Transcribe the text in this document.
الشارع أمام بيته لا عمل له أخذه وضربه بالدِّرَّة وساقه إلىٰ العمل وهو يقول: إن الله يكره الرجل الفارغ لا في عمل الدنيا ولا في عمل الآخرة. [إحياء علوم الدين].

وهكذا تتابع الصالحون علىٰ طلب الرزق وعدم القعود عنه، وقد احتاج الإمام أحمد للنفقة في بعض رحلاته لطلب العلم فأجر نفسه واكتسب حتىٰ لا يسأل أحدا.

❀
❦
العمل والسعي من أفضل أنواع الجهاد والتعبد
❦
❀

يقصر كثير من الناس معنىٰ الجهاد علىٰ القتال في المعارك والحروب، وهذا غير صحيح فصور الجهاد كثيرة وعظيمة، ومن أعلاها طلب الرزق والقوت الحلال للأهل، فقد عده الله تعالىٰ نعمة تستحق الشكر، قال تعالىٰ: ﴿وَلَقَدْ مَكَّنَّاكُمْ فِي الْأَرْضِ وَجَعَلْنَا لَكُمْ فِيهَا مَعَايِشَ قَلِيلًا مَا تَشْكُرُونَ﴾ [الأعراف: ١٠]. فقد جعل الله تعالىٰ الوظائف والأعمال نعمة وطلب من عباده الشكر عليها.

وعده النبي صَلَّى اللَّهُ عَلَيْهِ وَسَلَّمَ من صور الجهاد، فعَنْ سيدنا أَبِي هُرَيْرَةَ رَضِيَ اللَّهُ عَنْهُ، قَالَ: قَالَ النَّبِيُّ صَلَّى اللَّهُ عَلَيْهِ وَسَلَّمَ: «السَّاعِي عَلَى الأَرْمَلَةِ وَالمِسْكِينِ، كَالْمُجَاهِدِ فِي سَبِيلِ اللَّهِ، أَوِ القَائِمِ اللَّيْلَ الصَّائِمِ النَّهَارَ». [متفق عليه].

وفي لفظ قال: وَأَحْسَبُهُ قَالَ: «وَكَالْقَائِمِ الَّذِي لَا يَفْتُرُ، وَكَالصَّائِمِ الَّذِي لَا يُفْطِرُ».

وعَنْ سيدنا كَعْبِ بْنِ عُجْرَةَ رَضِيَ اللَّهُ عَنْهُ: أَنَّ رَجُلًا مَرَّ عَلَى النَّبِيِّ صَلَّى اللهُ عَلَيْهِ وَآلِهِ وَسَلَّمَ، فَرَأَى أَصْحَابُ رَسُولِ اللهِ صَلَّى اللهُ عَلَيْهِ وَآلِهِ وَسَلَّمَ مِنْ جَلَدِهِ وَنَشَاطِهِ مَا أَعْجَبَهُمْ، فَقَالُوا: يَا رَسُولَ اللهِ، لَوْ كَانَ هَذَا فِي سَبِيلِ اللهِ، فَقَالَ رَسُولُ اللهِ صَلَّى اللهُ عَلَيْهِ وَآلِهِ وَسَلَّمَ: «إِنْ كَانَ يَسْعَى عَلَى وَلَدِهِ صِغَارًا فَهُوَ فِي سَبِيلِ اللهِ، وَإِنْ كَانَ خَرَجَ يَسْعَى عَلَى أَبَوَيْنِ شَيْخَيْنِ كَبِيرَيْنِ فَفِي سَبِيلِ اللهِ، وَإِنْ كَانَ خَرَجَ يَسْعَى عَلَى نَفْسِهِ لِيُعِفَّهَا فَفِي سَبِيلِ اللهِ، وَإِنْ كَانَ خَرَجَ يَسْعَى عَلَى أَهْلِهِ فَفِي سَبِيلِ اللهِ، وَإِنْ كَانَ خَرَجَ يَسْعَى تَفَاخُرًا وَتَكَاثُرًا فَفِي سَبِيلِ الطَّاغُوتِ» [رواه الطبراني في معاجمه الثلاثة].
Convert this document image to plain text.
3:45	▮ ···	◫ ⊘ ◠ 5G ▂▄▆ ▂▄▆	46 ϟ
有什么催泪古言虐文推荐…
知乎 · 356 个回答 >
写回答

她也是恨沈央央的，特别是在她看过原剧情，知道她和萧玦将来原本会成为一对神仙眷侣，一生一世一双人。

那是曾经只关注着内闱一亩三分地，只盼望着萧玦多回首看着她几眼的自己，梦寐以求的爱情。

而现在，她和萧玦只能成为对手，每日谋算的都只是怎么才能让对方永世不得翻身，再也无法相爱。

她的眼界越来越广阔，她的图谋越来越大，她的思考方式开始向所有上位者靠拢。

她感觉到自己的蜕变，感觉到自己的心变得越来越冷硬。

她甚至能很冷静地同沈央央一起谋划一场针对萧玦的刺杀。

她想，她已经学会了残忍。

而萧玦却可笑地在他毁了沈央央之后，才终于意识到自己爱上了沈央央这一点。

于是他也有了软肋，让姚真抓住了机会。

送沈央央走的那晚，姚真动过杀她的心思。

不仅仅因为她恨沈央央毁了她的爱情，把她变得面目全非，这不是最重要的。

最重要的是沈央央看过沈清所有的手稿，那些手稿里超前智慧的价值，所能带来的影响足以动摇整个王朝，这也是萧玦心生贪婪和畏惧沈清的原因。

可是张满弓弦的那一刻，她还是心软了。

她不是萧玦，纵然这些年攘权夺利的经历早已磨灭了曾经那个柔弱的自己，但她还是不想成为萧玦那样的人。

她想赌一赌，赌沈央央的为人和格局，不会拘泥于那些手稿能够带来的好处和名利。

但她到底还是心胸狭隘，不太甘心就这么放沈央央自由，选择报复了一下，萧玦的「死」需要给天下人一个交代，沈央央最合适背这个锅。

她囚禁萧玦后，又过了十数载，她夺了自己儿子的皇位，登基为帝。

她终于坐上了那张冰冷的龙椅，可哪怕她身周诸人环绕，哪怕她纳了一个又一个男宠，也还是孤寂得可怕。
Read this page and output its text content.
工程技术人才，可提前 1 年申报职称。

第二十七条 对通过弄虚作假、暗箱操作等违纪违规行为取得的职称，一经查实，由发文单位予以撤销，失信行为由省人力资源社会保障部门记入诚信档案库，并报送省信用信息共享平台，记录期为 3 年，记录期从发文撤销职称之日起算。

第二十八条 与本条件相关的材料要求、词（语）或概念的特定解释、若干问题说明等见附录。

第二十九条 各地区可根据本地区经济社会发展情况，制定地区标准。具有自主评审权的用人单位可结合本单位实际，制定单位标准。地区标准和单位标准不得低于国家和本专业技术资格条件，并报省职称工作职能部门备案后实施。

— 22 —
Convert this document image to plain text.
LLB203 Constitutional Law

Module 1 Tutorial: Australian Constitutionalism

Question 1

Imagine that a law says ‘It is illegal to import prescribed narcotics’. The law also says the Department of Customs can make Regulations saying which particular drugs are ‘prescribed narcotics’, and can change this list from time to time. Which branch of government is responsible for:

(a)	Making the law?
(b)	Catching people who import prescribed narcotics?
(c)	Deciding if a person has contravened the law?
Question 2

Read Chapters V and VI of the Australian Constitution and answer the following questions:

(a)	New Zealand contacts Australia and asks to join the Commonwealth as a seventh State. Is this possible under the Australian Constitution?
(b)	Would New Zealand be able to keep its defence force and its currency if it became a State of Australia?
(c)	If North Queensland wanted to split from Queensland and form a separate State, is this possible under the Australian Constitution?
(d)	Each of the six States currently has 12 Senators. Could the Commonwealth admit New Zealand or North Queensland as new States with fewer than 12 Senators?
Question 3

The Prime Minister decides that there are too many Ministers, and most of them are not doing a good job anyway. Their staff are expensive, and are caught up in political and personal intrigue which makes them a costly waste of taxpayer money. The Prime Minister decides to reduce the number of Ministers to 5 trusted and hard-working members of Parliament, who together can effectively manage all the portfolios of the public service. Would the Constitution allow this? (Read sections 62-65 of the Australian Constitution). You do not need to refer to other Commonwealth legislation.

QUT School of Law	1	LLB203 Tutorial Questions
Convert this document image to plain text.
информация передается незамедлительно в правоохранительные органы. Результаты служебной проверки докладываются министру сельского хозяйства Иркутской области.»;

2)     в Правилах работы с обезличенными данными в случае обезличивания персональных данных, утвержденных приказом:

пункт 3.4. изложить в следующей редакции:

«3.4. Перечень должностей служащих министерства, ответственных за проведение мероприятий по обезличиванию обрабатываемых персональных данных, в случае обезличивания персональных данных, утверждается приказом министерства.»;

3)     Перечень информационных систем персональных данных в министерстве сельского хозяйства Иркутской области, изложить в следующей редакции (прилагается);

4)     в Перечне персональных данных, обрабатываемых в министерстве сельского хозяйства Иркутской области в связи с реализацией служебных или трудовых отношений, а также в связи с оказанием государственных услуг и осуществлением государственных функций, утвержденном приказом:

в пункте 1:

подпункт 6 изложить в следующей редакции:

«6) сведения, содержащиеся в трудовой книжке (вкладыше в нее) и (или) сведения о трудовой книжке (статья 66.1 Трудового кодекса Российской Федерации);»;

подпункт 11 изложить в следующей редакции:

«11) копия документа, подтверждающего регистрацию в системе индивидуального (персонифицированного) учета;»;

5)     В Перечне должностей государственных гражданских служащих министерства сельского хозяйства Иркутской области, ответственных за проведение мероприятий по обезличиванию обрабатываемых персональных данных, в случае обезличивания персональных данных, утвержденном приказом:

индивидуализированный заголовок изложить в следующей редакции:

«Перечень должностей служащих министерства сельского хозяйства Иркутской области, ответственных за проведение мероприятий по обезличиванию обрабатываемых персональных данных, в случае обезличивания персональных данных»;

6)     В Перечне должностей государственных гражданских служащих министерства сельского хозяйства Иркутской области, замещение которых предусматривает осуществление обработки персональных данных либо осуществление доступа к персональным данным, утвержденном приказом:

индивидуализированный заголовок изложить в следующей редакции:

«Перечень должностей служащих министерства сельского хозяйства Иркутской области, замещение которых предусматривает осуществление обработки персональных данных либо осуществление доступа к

****************

**EXERCISE DETAILS**. Scan the listing above for the word "обезличивания" and show each line where it is found.

**FULL ANSWER**.
2)     в Правилах работы с обезличенными данными в случае обезличивания персональных данных, утвержденных приказом:
«3.4. Перечень должностей служащих министерства, ответственных за проведение мероприятий по обезличиванию обрабатываемых персональных данных, в случае обезличивания персональных данных, утверждается приказом министерства.»;
5)     В Перечне должностей государственных гражданских служащих министерства сельского хозяйства Иркутской области, ответственных за проведение мероприятий по обезличиванию обрабатываемых персональных данных, в случае обезличивания персональных данных, утвержденном приказом:
«Перечень должностей служащих министерства сельского хозяйства Иркутской области, ответственных за проведение мероприятий по обезличиванию обрабатываемых персональных данных, в случае обезличивания персональных данных»;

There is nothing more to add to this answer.